■ **PÁGINA**:

Viernes Santo – 2011 Homilía de la celebración de la Pasión
El relato de la Pasión que acabamos de escuchar pone en el centro de nuestra
celebración la cruz de Cristo. Ese signo representa todo el dolor y toda la inmensa
masa de mal y de pecado que hay en el mundo y en nuestra vida personal. En la
Pasión de Jesús –nos enseña el Santo Padre– toda la suciedad del mundo entra en
contacto con el inmensamente Puro, con el alma de Jesucristo y, así, con el Hijo de
Dios mismo. En ese contacto la suciedad del mundo es realmente absorbida,
anulada, transformada mediante el dolor del amor infinito. Sólo un bien tan grande,
que nos llega del amor entregado hasta el final, es más fuerte que toda la masa del
mal, por más que esta sea terrible. Por eso, en la cruz se realiza el triunfo definitivo
del amor de Dios sobre todos los males del mundo. En la Pasión de Jesús, la vida y
el amor triunfan sobre el odio y la muerte. Un mundo sin cruz –continúa el Papa–
sería un mundo sin esperanza, un mundo donde la tortura y la brutalidad seguirían
siendo salvajes, los débiles serían explotados y la codicia tendría la última palabra.
La inhumanidad del hombre contra el hombre se manifestaría de manera aún más
tremenda, y no existiría la palabra fin al círculo maléfico de la violencia. Sólo la cruz
pone fin a todo eso.

■ **QUÉ HACER**:
• A. Vuelve a escribir sin cambios el fragmento de la homilía que va desde "La inhumanidad del" hasta "a todo eso.", ambos incluidos.
• B. Según la homilía, ¿qué sería un mundo sin cruz?
Básate solo en la homilía.

■ **Registros de elementos y coordenadas**:
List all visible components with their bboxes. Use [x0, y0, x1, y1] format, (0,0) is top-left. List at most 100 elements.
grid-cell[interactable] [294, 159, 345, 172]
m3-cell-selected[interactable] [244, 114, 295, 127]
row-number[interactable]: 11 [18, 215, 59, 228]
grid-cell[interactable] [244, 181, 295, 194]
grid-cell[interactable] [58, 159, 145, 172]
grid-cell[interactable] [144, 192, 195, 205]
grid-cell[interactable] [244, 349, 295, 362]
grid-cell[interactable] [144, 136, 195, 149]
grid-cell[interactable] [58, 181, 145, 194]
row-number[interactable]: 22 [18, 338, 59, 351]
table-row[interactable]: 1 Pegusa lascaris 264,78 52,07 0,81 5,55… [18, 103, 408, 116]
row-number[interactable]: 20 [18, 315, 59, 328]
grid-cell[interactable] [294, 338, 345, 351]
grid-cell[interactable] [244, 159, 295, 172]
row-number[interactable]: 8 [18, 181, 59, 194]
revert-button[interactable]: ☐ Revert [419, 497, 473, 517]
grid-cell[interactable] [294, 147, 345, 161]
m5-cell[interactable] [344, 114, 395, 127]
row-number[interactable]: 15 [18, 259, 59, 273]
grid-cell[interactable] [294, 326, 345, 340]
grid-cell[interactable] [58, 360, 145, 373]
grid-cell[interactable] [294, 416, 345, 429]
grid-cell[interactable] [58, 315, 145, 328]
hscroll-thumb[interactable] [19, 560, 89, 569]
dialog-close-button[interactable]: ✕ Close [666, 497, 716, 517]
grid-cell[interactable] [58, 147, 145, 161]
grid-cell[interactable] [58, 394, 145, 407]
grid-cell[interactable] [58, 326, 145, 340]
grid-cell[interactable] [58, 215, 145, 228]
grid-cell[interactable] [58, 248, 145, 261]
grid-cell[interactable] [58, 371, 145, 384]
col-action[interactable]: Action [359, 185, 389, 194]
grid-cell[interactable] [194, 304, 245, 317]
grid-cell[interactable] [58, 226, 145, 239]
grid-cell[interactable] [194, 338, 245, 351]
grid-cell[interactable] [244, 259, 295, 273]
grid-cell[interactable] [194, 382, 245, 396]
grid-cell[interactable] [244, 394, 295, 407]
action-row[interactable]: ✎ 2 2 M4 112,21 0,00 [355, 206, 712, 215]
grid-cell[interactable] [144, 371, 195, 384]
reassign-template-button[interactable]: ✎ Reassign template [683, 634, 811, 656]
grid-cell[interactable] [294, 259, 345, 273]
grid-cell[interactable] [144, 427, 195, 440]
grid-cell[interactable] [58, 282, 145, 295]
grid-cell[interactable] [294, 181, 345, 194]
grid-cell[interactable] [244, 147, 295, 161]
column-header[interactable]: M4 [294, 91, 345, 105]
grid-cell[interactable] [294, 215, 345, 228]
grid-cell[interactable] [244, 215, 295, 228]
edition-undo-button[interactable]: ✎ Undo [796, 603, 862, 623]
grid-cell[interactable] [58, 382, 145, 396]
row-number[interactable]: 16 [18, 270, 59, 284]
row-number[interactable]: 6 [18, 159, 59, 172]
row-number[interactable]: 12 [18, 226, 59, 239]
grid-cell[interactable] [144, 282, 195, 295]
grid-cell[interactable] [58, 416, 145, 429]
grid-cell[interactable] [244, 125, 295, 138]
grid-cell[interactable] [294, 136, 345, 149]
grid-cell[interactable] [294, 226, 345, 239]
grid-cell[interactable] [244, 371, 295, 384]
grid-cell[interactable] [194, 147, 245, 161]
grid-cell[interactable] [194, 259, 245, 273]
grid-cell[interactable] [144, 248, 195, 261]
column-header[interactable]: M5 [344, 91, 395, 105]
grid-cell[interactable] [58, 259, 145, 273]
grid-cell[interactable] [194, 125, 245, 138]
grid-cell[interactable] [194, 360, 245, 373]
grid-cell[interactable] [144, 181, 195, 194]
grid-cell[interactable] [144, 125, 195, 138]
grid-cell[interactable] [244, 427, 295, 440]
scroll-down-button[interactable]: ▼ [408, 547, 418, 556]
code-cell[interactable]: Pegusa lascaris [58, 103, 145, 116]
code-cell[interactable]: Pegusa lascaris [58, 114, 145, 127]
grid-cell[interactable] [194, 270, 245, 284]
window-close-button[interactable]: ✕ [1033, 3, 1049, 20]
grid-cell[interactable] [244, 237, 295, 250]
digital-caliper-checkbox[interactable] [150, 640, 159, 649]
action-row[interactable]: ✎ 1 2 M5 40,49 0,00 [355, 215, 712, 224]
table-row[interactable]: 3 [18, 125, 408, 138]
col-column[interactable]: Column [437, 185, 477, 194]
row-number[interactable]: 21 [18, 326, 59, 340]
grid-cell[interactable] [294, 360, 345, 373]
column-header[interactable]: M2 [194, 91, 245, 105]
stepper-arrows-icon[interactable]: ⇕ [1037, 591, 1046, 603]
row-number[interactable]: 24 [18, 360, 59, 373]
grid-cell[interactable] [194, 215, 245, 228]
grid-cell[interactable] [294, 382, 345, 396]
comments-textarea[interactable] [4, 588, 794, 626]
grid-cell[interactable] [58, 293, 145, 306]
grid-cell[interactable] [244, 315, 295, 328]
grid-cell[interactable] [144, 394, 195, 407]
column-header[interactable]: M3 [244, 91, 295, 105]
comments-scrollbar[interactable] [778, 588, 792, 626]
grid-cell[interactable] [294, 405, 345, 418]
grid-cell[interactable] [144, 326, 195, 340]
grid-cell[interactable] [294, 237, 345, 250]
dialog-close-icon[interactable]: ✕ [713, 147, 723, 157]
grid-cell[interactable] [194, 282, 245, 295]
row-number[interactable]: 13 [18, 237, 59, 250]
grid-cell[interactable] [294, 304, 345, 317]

■ **RESPUESTAS POR TAREA**:
• A.
La inhumanidad del hombre contra el hombre se manifestaría de manera aún más
tremenda, y no existiría la palabra fin al círculo maléfico de la violencia. Sólo la cruz
pone fin a todo eso.

• B. Un mundo sin esperanza.